[Extracted data entries]
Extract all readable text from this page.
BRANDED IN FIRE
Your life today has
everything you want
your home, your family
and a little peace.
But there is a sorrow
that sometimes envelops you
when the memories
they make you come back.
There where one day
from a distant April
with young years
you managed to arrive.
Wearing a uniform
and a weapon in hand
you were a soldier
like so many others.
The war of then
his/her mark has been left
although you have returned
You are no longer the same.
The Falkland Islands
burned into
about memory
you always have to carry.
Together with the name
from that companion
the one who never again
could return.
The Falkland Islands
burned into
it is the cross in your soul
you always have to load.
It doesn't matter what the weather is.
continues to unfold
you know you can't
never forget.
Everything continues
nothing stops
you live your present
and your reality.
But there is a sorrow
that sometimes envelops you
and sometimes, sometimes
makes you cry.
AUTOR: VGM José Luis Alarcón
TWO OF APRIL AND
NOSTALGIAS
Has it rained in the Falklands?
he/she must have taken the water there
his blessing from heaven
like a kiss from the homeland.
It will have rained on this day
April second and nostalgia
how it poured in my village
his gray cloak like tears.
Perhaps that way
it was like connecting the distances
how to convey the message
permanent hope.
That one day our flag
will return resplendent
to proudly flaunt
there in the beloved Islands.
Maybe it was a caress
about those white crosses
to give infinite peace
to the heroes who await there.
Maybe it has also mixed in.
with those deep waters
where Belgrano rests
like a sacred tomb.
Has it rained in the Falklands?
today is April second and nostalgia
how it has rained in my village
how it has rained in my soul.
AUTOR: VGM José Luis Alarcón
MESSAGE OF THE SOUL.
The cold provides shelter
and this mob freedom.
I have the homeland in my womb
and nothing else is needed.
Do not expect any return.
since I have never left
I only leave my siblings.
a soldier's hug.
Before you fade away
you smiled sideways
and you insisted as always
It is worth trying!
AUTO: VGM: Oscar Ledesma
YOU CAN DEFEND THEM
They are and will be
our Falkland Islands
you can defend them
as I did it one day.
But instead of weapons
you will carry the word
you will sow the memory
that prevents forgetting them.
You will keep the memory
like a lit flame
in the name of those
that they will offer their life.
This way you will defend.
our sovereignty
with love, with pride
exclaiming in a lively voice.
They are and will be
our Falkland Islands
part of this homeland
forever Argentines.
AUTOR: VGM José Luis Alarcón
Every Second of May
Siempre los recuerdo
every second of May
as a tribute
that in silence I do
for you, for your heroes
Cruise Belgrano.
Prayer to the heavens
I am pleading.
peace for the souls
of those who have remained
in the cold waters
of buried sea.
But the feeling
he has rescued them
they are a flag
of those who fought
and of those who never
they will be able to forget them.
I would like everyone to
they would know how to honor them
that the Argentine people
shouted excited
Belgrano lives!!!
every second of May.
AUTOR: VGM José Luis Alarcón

EXERCISE OBJECTIVE. Transcribe the whole listing with nothing added or left out.

REPLY TO THE TASK.
Extract all readable text from this page.
BRANDED IN FIRE
Your life today has
everything you want
your home, your family
and a little peace.
But there is a sorrow
that sometimes envelops you
when the memories
they make you come back.
There where one day
from a distant April
with young years
you managed to arrive.
Wearing a uniform
and a weapon in hand
you were a soldier
like so many others.
The war of then
his/her mark has been left
although you have returned
You are no longer the same.
The Falkland Islands
burned into
about memory
you always have to carry.
Together with the name
from that companion
the one who never again
could return.
The Falkland Islands
burned into
it is the cross in your soul
you always have to load.
It doesn't matter what the weather is.
continues to unfold
you know you can't
never forget.
Everything continues
nothing stops
you live your present
and your reality.
But there is a sorrow
that sometimes envelops you
and sometimes, sometimes
makes you cry.
AUTOR: VGM José Luis Alarcón
TWO OF APRIL AND
NOSTALGIAS
Has it rained in the Falklands?
he/she must have taken the water there
his blessing from heaven
like a kiss from the homeland.
It will have rained on this day
April second and nostalgia
how it poured in my village
his gray cloak like tears.
Perhaps that way
it was like connecting the distances
how to convey the message
permanent hope.
That one day our flag
will return resplendent
to proudly flaunt
there in the beloved Islands.
Maybe it was a caress
about those white crosses
to give infinite peace
to the heroes who await there.
Maybe it has also mixed in.
with those deep waters
where Belgrano rests
like a sacred tomb.
Has it rained in the Falklands?
today is April second and nostalgia
how it has rained in my village
how it has rained in my soul.
AUTOR: VGM José Luis Alarcón
MESSAGE OF THE SOUL.
The cold provides shelter
and this mob freedom.
I have the homeland in my womb
and nothing else is needed.
Do not expect any return.
since I have never left
I only leave my siblings.
a soldier's hug.
Before you fade away
you smiled sideways
and you insisted as always
It is worth trying!
AUTO: VGM: Oscar Ledesma
YOU CAN DEFEND THEM
They are and will be
our Falkland Islands
you can defend them
as I did it one day.
But instead of weapons
you will carry the word
you will sow the memory
that prevents forgetting them.
You will keep the memory
like a lit flame
in the name of those
that they will offer their life.
This way you will defend.
our sovereignty
with love, with pride
exclaiming in a lively voice.
They are and will be
our Falkland Islands
part of this homeland
forever Argentines.
AUTOR: VGM José Luis Alarcón
Every Second of May
Siempre los recuerdo
every second of May
as a tribute
that in silence I do
for you, for your heroes
Cruise Belgrano.
Prayer to the heavens
I am pleading.
peace for the souls
of those who have remained
in the cold waters
of buried sea.
But the feeling
he has rescued them
they are a flag
of those who fought
and of those who never
they will be able to forget them.
I would like everyone to
they would know how to honor them
that the Argentine people
shouted excited
Belgrano lives!!!
every second of May.
AUTOR: VGM José Luis Alarcón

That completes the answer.